[start]

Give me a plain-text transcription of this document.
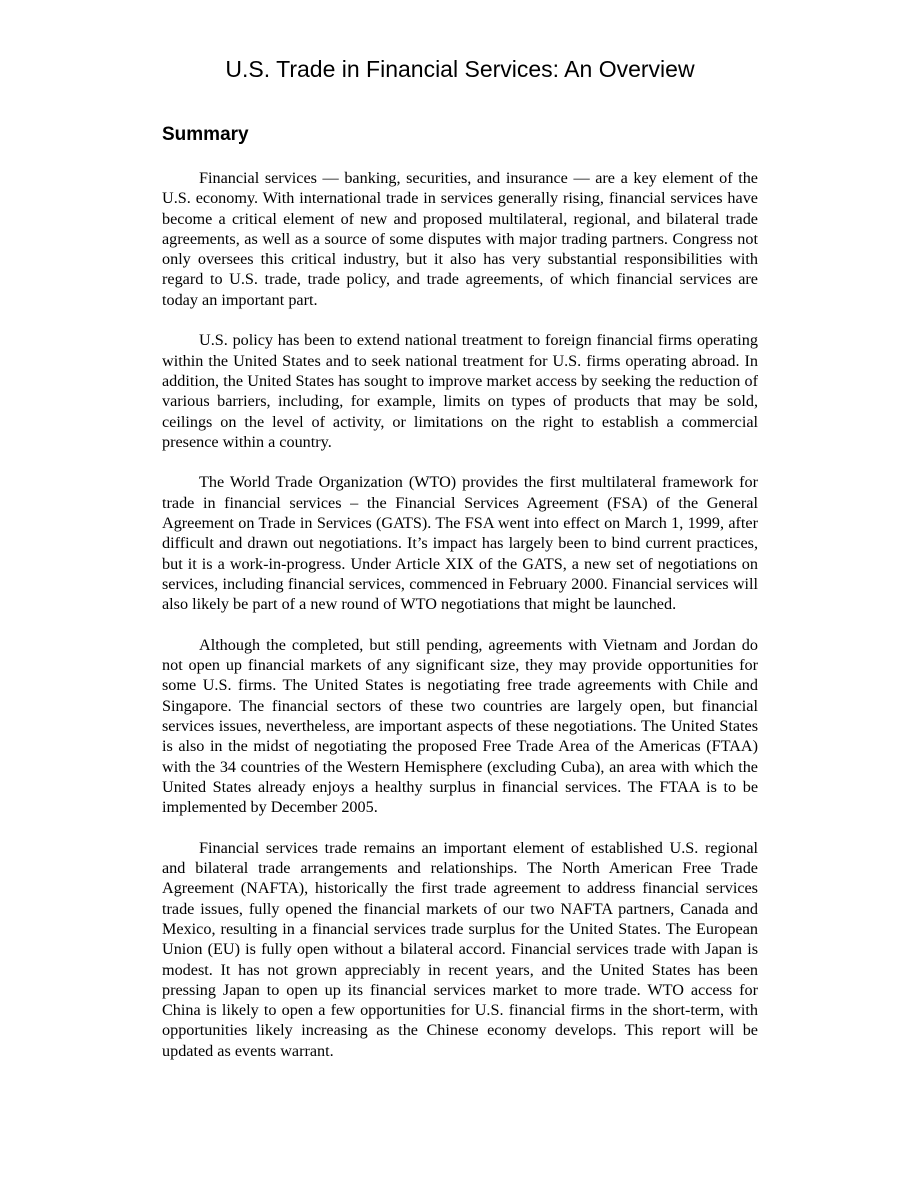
U.S. Trade in Financial Services: An Overview
Summary

Financial services — banking, securities, and insurance — are a key element of the U.S. economy. With international trade in services generally rising, financial services have become a critical element of new and proposed multilateral, regional, and bilateral trade agreements, as well as a source of some disputes with major trading partners. Congress not only oversees this critical industry, but it also has very substantial responsibilities with regard to U.S. trade, trade policy, and trade agreements, of which financial services are today an important part.

U.S. policy has been to extend national treatment to foreign financial firms operating within the United States and to seek national treatment for U.S. firms operating abroad. In addition, the United States has sought to improve market access by seeking the reduction of various barriers, including, for example, limits on types of products that may be sold, ceilings on the level of activity, or limitations on the right to establish a commercial presence within a country.

The World Trade Organization (WTO) provides the first multilateral framework for trade in financial services – the Financial Services Agreement (FSA) of the General Agreement on Trade in Services (GATS). The FSA went into effect on March 1, 1999, after difficult and drawn out negotiations. It’s impact has largely been to bind current practices, but it is a work-in-progress. Under Article XIX of the GATS, a new set of negotiations on services, including financial services, commenced in February 2000. Financial services will also likely be part of a new round of WTO negotiations that might be launched.

Although the completed, but still pending, agreements with Vietnam and Jordan do not open up financial markets of any significant size, they may provide opportunities for some U.S. firms. The United States is negotiating free trade agreements with Chile and Singapore. The financial sectors of these two countries are largely open, but financial services issues, nevertheless, are important aspects of these negotiations. The United States is also in the midst of negotiating the proposed Free Trade Area of the Americas (FTAA) with the 34 countries of the Western Hemisphere (excluding Cuba), an area with which the United States already enjoys a healthy surplus in financial services. The FTAA is to be implemented by December 2005.

Financial services trade remains an important element of established U.S. regional and bilateral trade arrangements and relationships. The North American Free Trade Agreement (NAFTA), historically the first trade agreement to address financial services trade issues, fully opened the financial markets of our two NAFTA partners, Canada and Mexico, resulting in a financial services trade surplus for the United States. The European Union (EU) is fully open without a bilateral accord. Financial services trade with Japan is modest. It has not grown appreciably in recent years, and the United States has been pressing Japan to open up its financial services market to more trade. WTO access for China is likely to open a few opportunities for U.S. financial firms in the short-term, with opportunities likely increasing as the Chinese economy develops. This report will be updated as events warrant.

[end]

**REQUIRED WORK**
Will you set down the records word for word while leaving out every picture?

**SOLVED EXERCISE**
Give me a plain-text transcription of this document.
U.S. Trade in Financial Services: An Overview
Summary

Financial services — banking, securities, and insurance — are a key element of the U.S. economy. With international trade in services generally rising, financial services have become a critical element of new and proposed multilateral, regional, and bilateral trade agreements, as well as a source of some disputes with major trading partners. Congress not only oversees this critical industry, but it also has very substantial responsibilities with regard to U.S. trade, trade policy, and trade agreements, of which financial services are today an important part.

U.S. policy has been to extend national treatment to foreign financial firms operating within the United States and to seek national treatment for U.S. firms operating abroad. In addition, the United States has sought to improve market access by seeking the reduction of various barriers, including, for example, limits on types of products that may be sold, ceilings on the level of activity, or limitations on the right to establish a commercial presence within a country.

The World Trade Organization (WTO) provides the first multilateral framework for trade in financial services – the Financial Services Agreement (FSA) of the General Agreement on Trade in Services (GATS). The FSA went into effect on March 1, 1999, after difficult and drawn out negotiations. It’s impact has largely been to bind current practices, but it is a work-in-progress. Under Article XIX of the GATS, a new set of negotiations on services, including financial services, commenced in February 2000. Financial services will also likely be part of a new round of WTO negotiations that might be launched.

Although the completed, but still pending, agreements with Vietnam and Jordan do not open up financial markets of any significant size, they may provide opportunities for some U.S. firms. The United States is negotiating free trade agreements with Chile and Singapore. The financial sectors of these two countries are largely open, but financial services issues, nevertheless, are important aspects of these negotiations. The United States is also in the midst of negotiating the proposed Free Trade Area of the Americas (FTAA) with the 34 countries of the Western Hemisphere (excluding Cuba), an area with which the United States already enjoys a healthy surplus in financial services. The FTAA is to be implemented by December 2005.

Financial services trade remains an important element of established U.S. regional and bilateral trade arrangements and relationships. The North American Free Trade Agreement (NAFTA), historically the first trade agreement to address financial services trade issues, fully opened the financial markets of our two NAFTA partners, Canada and Mexico, resulting in a financial services trade surplus for the United States. The European Union (EU) is fully open without a bilateral accord. Financial services trade with Japan is modest. It has not grown appreciably in recent years, and the United States has been pressing Japan to open up its financial services market to more trade. WTO access for China is likely to open a few opportunities for U.S. financial firms in the short-term, with opportunities likely increasing as the Chinese economy develops. This report will be updated as events warrant.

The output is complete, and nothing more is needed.